YOUR TASK
Search the data for the word "smaltimento" and copy every line that contains it.

MATERIAL FOR THE TASK
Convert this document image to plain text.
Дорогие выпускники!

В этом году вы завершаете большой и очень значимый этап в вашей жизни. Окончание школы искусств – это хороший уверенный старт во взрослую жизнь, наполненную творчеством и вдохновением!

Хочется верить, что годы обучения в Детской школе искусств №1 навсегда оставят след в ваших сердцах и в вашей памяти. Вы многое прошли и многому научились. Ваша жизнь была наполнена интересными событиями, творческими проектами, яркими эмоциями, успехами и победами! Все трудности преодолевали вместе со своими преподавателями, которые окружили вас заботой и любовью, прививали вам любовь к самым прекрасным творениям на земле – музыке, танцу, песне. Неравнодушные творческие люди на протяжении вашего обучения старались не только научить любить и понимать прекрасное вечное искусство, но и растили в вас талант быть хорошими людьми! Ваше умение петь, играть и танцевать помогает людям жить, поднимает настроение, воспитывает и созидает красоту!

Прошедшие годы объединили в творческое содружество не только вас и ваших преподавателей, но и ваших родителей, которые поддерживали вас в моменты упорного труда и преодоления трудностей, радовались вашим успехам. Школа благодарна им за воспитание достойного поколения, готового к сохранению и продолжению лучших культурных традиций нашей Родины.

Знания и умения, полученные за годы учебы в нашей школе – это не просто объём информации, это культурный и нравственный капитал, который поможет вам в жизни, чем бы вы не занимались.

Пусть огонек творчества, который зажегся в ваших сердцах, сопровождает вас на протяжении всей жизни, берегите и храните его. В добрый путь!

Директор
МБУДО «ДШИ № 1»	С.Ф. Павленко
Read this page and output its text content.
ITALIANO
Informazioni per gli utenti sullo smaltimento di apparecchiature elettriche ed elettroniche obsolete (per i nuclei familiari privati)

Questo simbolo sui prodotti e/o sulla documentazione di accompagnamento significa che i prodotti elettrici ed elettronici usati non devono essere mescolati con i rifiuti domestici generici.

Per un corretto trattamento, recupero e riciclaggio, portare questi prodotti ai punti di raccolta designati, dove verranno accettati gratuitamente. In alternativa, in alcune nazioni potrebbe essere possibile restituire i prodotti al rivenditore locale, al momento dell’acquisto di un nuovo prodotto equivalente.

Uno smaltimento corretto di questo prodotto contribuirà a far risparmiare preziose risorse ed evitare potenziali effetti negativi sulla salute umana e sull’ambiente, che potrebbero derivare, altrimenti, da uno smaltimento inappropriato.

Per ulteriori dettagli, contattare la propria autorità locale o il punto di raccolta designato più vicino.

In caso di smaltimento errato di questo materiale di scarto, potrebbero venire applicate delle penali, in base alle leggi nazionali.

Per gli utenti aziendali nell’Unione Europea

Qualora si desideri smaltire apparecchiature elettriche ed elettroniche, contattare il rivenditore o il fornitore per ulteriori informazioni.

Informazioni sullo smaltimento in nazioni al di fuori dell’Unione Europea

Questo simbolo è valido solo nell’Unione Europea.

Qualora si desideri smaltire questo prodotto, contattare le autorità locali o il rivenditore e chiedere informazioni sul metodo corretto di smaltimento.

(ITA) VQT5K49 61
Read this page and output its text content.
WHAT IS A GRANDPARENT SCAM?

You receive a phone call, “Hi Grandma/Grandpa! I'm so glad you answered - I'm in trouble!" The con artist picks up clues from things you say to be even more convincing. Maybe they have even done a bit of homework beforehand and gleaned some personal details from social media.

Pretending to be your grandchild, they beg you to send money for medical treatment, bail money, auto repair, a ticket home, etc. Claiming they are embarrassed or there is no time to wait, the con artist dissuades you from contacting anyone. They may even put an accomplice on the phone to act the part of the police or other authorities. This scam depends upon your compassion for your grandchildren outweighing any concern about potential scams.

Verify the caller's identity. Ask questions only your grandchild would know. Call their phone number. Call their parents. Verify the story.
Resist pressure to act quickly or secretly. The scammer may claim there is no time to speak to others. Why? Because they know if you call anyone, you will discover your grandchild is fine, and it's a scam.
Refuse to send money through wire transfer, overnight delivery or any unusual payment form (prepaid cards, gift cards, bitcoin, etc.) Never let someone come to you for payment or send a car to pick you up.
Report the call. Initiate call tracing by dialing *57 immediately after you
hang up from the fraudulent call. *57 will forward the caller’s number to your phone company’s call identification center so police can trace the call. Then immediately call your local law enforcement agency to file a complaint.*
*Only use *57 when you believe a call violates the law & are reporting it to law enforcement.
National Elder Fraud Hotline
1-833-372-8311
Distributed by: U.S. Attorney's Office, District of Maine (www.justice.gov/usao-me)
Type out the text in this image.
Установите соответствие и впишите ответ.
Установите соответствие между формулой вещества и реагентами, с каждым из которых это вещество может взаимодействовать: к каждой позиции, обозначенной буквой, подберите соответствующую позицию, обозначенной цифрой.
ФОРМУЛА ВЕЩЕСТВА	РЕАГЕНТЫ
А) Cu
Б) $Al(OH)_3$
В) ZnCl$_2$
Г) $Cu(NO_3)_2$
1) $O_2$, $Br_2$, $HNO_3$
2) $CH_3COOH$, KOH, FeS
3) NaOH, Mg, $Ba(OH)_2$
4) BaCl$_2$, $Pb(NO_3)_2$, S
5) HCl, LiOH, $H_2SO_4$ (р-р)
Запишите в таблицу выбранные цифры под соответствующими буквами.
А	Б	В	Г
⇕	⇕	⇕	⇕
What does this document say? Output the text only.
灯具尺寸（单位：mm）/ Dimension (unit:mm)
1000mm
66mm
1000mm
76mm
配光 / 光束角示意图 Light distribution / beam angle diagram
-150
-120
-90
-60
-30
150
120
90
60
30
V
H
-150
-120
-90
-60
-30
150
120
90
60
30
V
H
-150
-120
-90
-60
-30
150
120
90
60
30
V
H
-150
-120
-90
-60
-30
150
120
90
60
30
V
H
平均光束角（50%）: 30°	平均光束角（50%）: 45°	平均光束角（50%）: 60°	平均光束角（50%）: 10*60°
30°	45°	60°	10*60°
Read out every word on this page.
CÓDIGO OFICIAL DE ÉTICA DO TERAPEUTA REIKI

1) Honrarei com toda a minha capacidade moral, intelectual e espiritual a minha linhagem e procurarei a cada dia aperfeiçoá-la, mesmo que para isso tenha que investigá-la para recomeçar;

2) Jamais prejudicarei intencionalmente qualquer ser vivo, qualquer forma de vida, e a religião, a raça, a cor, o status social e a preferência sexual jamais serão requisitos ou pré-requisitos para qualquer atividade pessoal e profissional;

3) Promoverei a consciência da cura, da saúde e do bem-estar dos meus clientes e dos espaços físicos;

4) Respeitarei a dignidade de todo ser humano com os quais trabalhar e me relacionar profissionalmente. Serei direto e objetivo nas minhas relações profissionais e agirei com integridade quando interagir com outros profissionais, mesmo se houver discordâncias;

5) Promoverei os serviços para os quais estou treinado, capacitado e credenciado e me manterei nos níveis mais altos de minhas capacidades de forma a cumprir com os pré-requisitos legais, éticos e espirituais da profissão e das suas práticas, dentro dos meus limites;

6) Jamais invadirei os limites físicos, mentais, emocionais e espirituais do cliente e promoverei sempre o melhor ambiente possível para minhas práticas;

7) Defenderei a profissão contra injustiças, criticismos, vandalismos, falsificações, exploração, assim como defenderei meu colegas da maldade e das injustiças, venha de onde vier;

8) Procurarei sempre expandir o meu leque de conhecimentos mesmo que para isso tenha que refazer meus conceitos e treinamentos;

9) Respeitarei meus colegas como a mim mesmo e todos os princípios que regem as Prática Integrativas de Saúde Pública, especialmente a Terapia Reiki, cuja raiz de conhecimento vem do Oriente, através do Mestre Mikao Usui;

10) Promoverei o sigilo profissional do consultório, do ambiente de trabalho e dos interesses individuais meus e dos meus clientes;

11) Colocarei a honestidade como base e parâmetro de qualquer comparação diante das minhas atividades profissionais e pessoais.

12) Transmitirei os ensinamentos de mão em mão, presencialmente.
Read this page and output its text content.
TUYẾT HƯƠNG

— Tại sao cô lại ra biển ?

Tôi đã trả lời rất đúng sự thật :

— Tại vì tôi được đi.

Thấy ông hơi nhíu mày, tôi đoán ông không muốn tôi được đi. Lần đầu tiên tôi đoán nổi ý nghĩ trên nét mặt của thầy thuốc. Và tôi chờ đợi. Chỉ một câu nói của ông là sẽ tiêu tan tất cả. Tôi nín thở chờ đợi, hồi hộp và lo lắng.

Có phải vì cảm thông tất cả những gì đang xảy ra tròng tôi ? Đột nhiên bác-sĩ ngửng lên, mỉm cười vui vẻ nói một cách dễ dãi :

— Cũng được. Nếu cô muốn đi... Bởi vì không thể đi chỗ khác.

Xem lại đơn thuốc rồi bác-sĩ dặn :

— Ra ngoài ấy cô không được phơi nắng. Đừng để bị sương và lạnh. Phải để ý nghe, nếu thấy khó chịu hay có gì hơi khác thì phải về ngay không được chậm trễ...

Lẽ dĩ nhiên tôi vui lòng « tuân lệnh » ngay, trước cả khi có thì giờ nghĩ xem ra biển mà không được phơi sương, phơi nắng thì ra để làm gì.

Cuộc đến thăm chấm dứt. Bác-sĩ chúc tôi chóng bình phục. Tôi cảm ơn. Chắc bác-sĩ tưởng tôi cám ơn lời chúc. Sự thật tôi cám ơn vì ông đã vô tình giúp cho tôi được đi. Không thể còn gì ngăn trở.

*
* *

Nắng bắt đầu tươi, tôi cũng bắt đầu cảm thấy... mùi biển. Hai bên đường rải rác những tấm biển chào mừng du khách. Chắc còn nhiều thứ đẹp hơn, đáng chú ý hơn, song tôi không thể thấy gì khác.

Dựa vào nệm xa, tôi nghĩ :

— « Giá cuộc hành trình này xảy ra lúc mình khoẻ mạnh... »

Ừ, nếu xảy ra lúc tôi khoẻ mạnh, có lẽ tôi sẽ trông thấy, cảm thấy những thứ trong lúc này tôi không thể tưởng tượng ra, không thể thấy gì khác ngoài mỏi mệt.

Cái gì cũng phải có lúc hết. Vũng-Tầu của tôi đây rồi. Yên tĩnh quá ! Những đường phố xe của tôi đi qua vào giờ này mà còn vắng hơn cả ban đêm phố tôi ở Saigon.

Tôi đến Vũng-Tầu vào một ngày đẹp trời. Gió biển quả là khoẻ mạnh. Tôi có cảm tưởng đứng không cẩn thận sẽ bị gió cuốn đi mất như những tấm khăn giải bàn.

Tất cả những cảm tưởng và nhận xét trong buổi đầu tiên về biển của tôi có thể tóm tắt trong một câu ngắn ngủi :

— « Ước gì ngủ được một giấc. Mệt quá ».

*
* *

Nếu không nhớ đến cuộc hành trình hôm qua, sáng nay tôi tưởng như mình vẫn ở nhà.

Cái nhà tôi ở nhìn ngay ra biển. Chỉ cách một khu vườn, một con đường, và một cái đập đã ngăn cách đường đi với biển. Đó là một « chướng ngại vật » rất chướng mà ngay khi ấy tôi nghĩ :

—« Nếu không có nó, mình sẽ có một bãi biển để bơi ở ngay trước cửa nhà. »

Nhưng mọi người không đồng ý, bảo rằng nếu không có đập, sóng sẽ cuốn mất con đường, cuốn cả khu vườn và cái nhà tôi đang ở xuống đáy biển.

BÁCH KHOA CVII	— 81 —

COMPLETE OUTPUT
Informazioni per gli utenti sullo smaltimento di apparecchiature elettriche ed elettroniche obsolete (per i nuclei familiari privati)
Uno smaltimento corretto di questo prodotto contribuirà a far risparmiare preziose risorse ed evitare potenziali effetti negativi sulla salute umana e sull’ambiente, che potrebbero derivare, altrimenti, da uno smaltimento inappropriato.
In caso di smaltimento errato di questo materiale di scarto, potrebbero venire applicate delle penali, in base alle leggi nazionali.
Informazioni sullo smaltimento in nazioni al di fuori dell’Unione Europea
Qualora si desideri smaltire questo prodotto, contattare le autorità locali o il rivenditore e chiedere informazioni sul metodo corretto di smaltimento.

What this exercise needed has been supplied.